Given text:
## Start
She found herself stymied by an inability to convey, in words, her system of watering the animals and decided it was just going to be easier to dig a six- foot hole in the ground and try her hand at replacing the water hydrant in the barn. It’s one thing to ask another person to handle your nuttiness for a weekend; it’s another thing entirely to ask her to give herself a hernia lifting thirty gallons of water downhill on a daily basis.   

Naturally, she did tried to hire a plumber to do the work, but apparently they are all busy for the next three years so Youtube videos, consultations with her beloved housemates and the staff of the local hardware store were the next best bet.  She would have to do this herself (mostly).  Fine.  Bring it.  As Glennon Doyle says, “We can do hard things.” She tried to listen carefully as the sales clerk at Brown and Roberts explained how, underground, she was going to need to patch some pieces of pipe together to create the elbow joint connecting two different sizes of pipe.  The joint needed to be heated, glued, etc… but all she could hear was “the thing with the thing needs to connect to the thing but don’t let stuff get in the thing or you’re, well….”  She must have looked a little panic-stricken over the top of her mask because an interested bystander said, “Don’t look so worried. Soon you’ll be teaching other people how to do this.”
## End
[Bounding box entries]
## Start
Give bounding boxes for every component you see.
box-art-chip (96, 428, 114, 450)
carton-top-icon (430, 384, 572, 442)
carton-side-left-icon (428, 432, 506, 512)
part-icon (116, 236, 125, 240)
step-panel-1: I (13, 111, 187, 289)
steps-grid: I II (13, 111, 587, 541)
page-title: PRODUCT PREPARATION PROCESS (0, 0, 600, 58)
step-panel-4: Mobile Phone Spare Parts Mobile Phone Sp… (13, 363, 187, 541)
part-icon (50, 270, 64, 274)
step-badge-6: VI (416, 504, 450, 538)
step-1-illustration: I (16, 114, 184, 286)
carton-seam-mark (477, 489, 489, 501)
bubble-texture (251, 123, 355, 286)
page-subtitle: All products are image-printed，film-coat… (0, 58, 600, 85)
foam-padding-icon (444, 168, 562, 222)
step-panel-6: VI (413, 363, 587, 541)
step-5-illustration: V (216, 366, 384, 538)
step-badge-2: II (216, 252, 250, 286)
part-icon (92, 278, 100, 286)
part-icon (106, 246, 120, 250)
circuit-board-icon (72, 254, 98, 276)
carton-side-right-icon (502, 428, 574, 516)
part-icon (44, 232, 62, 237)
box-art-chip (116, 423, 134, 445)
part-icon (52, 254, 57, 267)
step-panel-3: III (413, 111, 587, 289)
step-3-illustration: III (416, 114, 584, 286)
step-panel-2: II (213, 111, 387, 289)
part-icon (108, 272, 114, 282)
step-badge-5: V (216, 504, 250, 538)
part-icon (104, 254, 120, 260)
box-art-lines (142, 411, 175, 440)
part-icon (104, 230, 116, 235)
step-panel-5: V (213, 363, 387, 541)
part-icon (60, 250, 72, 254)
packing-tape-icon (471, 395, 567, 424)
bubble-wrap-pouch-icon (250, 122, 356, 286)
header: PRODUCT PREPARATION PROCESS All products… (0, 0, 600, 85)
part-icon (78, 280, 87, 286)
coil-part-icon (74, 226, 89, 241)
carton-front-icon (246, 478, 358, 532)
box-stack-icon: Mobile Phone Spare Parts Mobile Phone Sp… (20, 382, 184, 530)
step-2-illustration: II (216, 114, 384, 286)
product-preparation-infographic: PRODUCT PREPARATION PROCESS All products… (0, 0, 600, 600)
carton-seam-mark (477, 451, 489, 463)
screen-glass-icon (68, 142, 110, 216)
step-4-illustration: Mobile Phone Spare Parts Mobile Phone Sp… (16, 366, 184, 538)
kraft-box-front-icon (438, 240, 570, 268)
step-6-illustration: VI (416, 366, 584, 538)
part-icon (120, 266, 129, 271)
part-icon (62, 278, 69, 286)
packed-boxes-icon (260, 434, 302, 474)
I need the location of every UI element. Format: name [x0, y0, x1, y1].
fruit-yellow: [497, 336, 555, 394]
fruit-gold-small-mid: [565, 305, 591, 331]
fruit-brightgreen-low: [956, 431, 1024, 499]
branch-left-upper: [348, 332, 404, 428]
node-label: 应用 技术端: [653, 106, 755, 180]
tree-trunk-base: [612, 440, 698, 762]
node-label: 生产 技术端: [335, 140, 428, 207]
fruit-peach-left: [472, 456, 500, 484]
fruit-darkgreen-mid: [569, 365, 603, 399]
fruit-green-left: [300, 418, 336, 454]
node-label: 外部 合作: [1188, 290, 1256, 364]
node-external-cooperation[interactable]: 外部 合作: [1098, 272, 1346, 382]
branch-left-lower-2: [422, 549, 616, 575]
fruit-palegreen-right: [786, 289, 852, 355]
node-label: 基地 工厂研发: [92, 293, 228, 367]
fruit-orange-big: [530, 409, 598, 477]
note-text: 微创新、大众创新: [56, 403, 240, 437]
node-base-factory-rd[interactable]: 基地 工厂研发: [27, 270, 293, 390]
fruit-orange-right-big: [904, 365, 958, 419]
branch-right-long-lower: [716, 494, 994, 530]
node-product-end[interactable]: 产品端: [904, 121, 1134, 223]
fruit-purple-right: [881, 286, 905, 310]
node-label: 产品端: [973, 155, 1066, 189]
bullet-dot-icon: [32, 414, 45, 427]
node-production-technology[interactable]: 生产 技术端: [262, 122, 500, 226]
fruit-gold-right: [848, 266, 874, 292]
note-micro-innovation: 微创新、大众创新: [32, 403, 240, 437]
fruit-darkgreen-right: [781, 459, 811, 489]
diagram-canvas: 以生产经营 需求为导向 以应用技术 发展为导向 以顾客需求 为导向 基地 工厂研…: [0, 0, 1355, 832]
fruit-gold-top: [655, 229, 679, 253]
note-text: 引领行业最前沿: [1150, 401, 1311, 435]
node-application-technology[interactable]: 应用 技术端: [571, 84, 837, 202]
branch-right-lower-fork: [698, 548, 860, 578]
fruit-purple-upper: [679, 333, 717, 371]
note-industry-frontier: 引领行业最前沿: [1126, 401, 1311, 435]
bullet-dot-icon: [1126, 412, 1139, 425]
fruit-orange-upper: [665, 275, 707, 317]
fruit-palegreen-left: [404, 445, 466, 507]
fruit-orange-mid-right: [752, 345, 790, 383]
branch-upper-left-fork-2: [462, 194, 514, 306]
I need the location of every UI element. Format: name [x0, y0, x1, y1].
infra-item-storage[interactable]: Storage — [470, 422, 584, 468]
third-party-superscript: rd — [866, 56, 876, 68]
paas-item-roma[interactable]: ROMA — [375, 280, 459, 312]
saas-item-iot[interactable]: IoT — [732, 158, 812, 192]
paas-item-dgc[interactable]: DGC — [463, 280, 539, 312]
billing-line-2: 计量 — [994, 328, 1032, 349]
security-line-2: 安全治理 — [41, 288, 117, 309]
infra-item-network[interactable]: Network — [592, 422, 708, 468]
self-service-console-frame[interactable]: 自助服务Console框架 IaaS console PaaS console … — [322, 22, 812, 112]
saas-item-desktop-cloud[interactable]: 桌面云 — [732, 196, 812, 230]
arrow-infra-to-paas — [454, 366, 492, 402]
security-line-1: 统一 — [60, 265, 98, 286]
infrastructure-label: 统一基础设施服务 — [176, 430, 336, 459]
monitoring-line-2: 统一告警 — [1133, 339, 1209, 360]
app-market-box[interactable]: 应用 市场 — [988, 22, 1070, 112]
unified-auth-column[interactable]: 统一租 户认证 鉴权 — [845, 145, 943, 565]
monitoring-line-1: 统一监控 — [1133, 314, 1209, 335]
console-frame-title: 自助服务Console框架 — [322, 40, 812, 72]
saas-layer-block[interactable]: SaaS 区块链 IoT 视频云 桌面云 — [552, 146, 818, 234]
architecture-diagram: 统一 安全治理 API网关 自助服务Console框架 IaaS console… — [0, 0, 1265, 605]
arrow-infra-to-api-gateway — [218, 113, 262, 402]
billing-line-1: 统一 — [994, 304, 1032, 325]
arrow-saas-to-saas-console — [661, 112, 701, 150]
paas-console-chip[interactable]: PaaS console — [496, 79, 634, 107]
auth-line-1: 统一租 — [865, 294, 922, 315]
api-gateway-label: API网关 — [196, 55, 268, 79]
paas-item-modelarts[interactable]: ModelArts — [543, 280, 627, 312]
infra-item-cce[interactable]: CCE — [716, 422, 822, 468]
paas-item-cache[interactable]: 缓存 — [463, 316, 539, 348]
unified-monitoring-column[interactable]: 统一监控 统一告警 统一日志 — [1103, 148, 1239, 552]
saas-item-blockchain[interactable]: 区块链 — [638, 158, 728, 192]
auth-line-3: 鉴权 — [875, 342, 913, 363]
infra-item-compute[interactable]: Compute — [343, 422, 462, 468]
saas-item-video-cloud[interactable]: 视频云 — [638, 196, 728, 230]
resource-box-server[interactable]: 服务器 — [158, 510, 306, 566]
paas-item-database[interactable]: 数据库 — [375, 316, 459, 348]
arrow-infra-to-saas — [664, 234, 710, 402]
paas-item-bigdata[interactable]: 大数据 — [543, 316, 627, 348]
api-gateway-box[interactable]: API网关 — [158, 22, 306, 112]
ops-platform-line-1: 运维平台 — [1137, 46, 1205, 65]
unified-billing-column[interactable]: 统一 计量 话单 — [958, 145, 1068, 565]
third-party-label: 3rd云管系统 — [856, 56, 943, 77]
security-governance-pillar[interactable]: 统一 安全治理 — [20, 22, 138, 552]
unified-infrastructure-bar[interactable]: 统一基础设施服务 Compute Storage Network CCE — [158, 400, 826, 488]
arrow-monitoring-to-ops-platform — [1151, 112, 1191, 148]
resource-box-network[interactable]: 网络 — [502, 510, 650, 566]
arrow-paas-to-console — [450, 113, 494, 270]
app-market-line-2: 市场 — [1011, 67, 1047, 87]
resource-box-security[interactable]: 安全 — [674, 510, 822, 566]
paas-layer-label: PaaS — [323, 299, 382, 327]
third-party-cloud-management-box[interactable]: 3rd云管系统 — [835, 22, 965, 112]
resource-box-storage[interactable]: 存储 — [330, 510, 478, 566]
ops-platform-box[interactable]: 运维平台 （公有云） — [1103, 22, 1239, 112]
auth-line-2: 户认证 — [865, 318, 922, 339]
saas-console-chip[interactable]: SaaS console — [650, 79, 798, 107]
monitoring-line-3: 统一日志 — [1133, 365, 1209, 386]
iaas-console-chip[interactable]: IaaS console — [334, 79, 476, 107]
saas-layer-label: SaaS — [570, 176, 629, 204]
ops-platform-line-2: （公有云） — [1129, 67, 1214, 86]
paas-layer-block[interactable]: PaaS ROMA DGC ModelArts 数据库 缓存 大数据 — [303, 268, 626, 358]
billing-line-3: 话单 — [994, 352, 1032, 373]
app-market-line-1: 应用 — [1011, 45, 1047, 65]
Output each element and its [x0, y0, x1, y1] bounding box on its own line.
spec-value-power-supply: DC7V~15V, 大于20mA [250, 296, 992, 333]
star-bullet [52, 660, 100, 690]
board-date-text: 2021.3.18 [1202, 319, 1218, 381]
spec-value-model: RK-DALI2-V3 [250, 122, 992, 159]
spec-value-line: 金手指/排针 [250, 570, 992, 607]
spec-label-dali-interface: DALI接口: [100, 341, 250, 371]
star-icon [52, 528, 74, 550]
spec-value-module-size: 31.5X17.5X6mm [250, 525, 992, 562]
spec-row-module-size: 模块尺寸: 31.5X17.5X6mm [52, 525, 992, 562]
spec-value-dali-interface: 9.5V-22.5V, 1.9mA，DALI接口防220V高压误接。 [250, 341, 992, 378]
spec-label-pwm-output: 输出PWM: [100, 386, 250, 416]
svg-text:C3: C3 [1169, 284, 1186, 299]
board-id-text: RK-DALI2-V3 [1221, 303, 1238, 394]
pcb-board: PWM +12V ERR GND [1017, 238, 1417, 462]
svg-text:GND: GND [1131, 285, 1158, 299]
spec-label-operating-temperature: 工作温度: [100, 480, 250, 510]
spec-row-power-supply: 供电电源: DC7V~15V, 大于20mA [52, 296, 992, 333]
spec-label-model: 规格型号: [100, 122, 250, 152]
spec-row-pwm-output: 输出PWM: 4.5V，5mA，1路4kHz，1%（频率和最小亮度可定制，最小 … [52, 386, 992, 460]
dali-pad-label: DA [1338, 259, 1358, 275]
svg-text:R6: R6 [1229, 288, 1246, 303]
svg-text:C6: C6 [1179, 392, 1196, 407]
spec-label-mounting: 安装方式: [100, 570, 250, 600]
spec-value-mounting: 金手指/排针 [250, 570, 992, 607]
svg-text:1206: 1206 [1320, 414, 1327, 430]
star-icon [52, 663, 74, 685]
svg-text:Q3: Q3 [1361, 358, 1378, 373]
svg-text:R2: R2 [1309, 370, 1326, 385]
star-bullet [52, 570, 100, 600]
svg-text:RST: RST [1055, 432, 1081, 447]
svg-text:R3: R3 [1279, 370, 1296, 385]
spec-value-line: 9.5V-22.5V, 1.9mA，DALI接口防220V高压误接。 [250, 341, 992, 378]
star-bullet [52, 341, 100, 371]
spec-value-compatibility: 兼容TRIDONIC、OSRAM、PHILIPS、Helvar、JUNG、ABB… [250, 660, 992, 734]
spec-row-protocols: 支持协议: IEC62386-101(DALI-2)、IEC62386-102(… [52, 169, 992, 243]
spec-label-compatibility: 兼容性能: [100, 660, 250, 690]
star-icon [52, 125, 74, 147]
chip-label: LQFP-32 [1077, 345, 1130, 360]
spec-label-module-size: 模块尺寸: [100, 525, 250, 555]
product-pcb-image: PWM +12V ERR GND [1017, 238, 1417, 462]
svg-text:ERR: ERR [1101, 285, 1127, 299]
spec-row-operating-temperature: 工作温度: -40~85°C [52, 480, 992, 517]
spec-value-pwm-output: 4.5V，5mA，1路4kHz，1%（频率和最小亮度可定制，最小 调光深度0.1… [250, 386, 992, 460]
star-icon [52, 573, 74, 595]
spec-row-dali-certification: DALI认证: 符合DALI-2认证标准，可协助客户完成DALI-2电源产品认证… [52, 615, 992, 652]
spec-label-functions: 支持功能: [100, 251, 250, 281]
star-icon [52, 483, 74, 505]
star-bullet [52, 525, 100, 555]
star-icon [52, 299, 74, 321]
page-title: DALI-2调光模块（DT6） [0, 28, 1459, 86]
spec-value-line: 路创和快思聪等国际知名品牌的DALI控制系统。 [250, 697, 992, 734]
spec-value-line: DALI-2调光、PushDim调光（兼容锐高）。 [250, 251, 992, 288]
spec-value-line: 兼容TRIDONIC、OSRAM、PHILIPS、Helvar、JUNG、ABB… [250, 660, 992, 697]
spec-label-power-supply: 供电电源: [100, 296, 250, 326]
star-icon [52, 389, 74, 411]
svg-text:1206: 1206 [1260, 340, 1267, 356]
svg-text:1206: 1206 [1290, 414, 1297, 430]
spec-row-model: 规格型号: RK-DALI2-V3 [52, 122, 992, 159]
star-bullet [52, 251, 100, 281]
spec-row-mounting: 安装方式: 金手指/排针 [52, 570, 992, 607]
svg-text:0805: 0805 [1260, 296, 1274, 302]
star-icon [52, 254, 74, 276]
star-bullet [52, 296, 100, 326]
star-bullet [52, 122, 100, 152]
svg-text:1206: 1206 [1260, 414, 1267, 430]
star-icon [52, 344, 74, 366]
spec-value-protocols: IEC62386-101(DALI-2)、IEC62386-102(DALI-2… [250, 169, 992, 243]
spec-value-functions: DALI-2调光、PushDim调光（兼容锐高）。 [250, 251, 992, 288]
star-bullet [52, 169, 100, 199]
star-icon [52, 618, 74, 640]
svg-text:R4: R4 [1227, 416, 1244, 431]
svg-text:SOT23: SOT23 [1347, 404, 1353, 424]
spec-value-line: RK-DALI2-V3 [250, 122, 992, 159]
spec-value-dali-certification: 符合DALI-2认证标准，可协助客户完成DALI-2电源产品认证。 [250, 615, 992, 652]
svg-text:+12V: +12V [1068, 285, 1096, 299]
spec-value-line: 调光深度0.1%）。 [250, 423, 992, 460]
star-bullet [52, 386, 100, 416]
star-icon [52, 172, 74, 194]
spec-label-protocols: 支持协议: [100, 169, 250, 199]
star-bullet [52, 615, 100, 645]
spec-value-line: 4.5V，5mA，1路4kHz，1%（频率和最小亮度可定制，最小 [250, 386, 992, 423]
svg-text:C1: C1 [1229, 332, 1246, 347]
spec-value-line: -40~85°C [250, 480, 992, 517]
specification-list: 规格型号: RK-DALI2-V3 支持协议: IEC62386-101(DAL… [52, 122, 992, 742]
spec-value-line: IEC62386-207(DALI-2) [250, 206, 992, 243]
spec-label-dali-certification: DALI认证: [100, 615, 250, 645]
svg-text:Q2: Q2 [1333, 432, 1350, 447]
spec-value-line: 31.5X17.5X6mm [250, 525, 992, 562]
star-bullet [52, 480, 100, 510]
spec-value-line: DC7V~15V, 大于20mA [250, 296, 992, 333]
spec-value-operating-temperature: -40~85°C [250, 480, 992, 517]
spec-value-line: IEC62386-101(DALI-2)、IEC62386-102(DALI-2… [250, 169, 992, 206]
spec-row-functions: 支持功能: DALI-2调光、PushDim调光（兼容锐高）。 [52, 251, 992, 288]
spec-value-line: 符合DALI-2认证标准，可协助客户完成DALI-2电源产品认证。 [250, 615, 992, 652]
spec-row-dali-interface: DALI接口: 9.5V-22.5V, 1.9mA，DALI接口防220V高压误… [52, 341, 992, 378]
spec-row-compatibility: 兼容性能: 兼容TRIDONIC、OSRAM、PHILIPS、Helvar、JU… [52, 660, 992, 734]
## End
Short task A:
According to the barn hydrant passage, at which store did the sales clerk work who explained the pipe connections?
Short task B:
Please resume the barn hydrant passage, picking up right after its last sentence.

Written reply A:
Brown and Roberts

Written reply B:
On a Friday night, after sewing all day, she came home, grabbed a spade and some rage and went to work. (It always makes one stronger, when doing manual labor, to think of vintage silk getting jammed in a sewing machine and chewed into a greasy mess by the underworkings of the bobbin… or irons that spit rust on wedding gowns…. or customers who think they might have paid you when they dropped off their clothing, when they didn’t and you know they didn’t but somehow they make you feel like a robber when they grudgingly pay you again… and there’s always that damn GLITTER for those truly weak moments when you need an extra push!)  

Down she went, grunt by grunt, pants filling with accumulating grit, until she was shoulder deep into the ground, getting in touch with her internal Welsh pit pony, digging until she found the source of the Nile, or the pipe which brought water to the barn, whichever came first.  Inevitably, she got distracted and started kind of hoping to strike gold, but then figured if she didn’t have to haul water all winter, that would be pretty much the same thing.  After two days and one rain storm, in which the hole caved in and had to be entirely re-dug (summoning More Rage), an exhausted, exhultant, now-thoroughly-rageless woman celebrated having running water to the barn.  

She lifted the spigot handle and water flowed as if by magic. There was much rejoicing.  Again and again, checking for leaks, incredulous that IT WORKED, she tried the water.  Then, she attached a hose and tried that. MAGIC.   All the animals were as Astonished as she was. The calves saw the hose come over the top of their wall and spray water into their bucket and panicked. They ran backwards, crapping as they went.  They were utterly traumatized by the idea that it could spontaneously rain directly into their bucket.  They had never seen anything like this. The woman felt like an Empress for a whole day.  It’s quite an intoxicating thing to be able to make it rain on a whim and have everyone around you poop themselves.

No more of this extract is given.